Goal:
Return all lines from the listing below in which the string "marker" occurs.

Supplied material:
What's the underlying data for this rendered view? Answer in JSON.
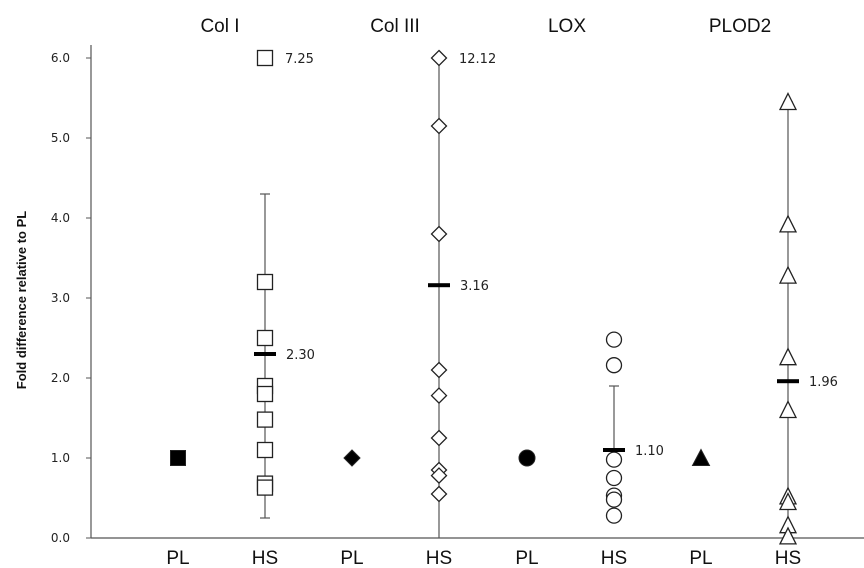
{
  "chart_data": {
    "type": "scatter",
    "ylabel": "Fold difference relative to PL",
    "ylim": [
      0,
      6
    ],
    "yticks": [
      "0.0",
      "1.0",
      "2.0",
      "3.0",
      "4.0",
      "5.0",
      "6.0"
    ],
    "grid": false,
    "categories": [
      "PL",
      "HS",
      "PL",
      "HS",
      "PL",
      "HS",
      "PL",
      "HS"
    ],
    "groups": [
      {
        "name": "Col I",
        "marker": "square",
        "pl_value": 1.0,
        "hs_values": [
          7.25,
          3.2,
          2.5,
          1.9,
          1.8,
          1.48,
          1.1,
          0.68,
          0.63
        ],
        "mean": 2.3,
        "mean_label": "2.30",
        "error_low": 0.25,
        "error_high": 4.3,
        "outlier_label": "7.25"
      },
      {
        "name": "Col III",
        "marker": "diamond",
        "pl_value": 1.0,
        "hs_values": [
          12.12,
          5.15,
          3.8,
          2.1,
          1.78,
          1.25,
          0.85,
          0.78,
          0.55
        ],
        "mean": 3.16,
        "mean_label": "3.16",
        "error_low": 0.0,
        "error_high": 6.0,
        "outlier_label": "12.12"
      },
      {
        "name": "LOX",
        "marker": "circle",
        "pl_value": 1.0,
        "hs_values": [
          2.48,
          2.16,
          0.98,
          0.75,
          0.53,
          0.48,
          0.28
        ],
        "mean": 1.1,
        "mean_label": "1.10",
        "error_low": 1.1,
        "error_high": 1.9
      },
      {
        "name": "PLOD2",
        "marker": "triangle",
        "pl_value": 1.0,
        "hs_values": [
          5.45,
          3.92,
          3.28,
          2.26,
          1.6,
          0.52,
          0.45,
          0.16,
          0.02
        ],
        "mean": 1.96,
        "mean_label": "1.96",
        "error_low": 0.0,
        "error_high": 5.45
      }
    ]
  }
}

Result below:
        "marker": "square",
        "marker": "diamond",
        "marker": "circle",
        "marker": "triangle",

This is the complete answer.